STATED PROBLEM A:
Answer the following questions from the forum thread on SQL query performance, marking each answer with the matching numeral:
(i) What name does the proposed index on the quantities table have?
(ii) How many 5 minute prices for each quarter does Query 1 assume?
(iii) How long does the original query take on the slow testing machine?
STATED PROBLEM B: From the forum thread on SQL query performance, return word for word the part that opens with the words containing "CREATE INDEX start_timestamp_end_timestamp_id" and closes with "for faster lookup)".
STATED PROBLEM C: Carry the forum thread on SQL query performance further, continuing it after its last sentence.

SOURCE:
"""
Unreason 2010-07-22 13:24:40

@gnarf, check my answer, as promised ~0.01 sec; also some notes on performance expectancy.

Unreason 2010-07-22 14:36:40

Answer 3

A:

Remember, just because you have indexes on your columns doesn't necessarily mean they'll run faster. As it stands, the index created is for each individual column, which, if you were only limiting the data on one column, would return results quite fast.

So to try and avoid "Using filesort" (which you need to do as much as possible), maybe try the following index:

CREATE INDEX start_timestamp_end_timestamp_id ON quantities (start_timestamp,end_timestamp,id);

And something similar for the prices table (combining the 3 individual indexes you have into 1 index for faster lookup)

An excellent resource which explains it in great detail and how to optimize your indexes (and what the different Explain's mean, and what to aim for) is: http://hackmysql.com/case1

AcidRaZor 2010-07-22 11:55:52

Thanks AcidRaZor, but adding this index and one on the prices table didn't do much to improve performance on either my original query or the one that @gnarf has suggested.

neilcrookes 2010-07-22 12:04:19

It was worth a shot :) However, I'd still recommend reading through the website I quoted as well. They go into more detail as to how you could enhance performance with your queries

AcidRaZor 2010-07-22 12:06:32

will do, thanks

neilcrookes 2010-07-22 12:43:23

Answer 4

+4 A:

Here is my first attempt. This one is dirty and uses the following properties on data:

there are three 5 minute prices for each quarter in quantities (if this is violated in data the query will not work)
notice for each and cardinality of three, this is not guaranteed by data integrity checks so therefore I call it dirty
it is also not flexible to changes in periods

Query 1:

SELECT sql_no_cache
    min(q.start_timestamp) as start,  
    max(q.end_timestamp) as end, 
    sum((p1.price + p2.price + p3.price)/3*q.quantity) as total 
FROM 
    quantities q join 
    prices p1 on q.start_timestamp = p1.timestamp and p1.type_id = 1 join 
    prices p2 on p2.timestamp = adddate(q.start_timestamp, interval 5 minute) and p2.type_id = 1 join 
    prices p3 on p3.timestamp = adddate(q.start_timestamp, interval 10 minute) and p3.type_id = 1 
WHERE 
    q.start_timestamp between '2010-07-01 00:00:00' and '2010-07-01 23:59:59' 
GROUP BY hour(q.start_timestamp);

This one returns results in 0.01 sec on my slow testing machine, where original query runs in ~6 sec, and gnarf's query in ~0.85 sec (all queries always tested with SQL_NO_CACHE keyword which does not reuse the results, but on a warm database).
"""
DATA EXCERPT:
"""
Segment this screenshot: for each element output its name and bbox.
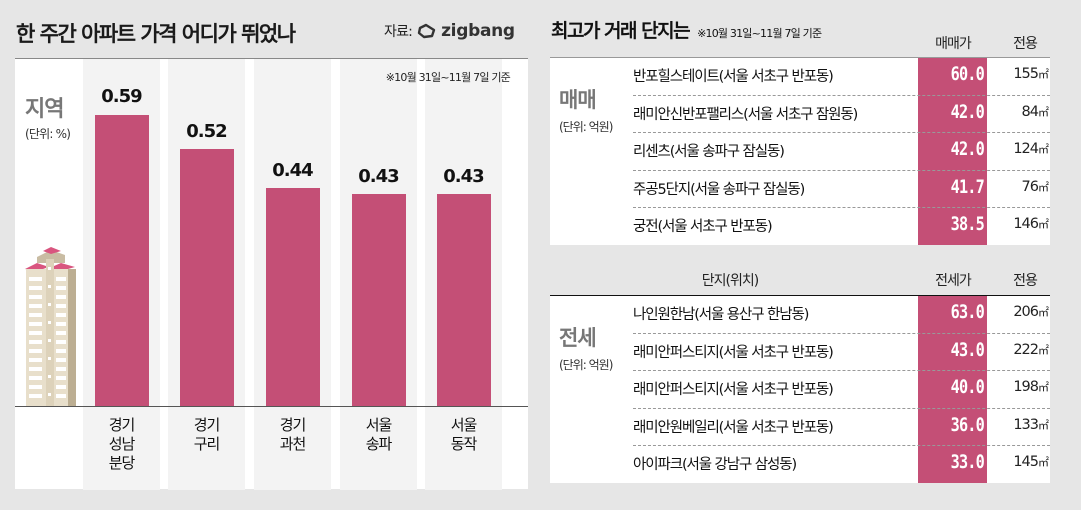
"""
TASK OUTPUT A:
(i) start_timestamp_end_timestamp_id
(ii) Three
(iii) About 6 seconds

TASK OUTPUT B:
CREATE INDEX start_timestamp_end_timestamp_id ON quantities (start_timestamp,end_timestamp,id);

And something similar for the prices table (combining the 3 individual indexes you have into 1 index for faster lookup)

TASK OUTPUT C:
EDIT: Here is a version that is not sensitive to missing rows on the price side Query 1a

SELECT sql_no_cache
    min(q.start_timestamp) as start,  
    max(q.end_timestamp) as end, 
    sum( ( COALESCE(p1.price,0) + COALESCE(p2.price,0) + COALESCE(p3.price,0) ) / ( 
         3 -
         COALESCE(p1.price-p1.price,1) - 
         COALESCE(p2.price-p2.price,1) - 
         COALESCE(p3.price-p3.price,1)
        )
       *q.quantity) as total 
FROM 
    quantities q LEFT JOIN 
    prices p1 on q.start_timestamp = p1.timestamp and p1.type_id = 1 LEFT JOIN
    prices p2 on p2.timestamp = adddate(q.start_timestamp, interval 5 minute) and p2.type_id = 1 LEFT JOIN
    prices p3 on p3.timestamp = adddate(q.start_timestamp, interval 10 minute) and p3.type_id = 1 
WHERE 
    q.start_timestamp between '2010-07-01 00:00:00' and '2010-07-01 23:59:59' 
GROUP BY hour(q.start_timestamp);

EDIT2: Query 2: Here is a direct improvement, and different approach, to your query with minimal changes that brings the execuction time to ~0.22 sec on my machine

SELECT sql_no_cache
MIN( `quantities`.`start_timestamp` ) AS `start`,
MAX( `quantities`.`end_timestamp` ) AS `end`,
SUM( `quantities`.`quantity` * (
  SELECT AVG( `prices`.`price` )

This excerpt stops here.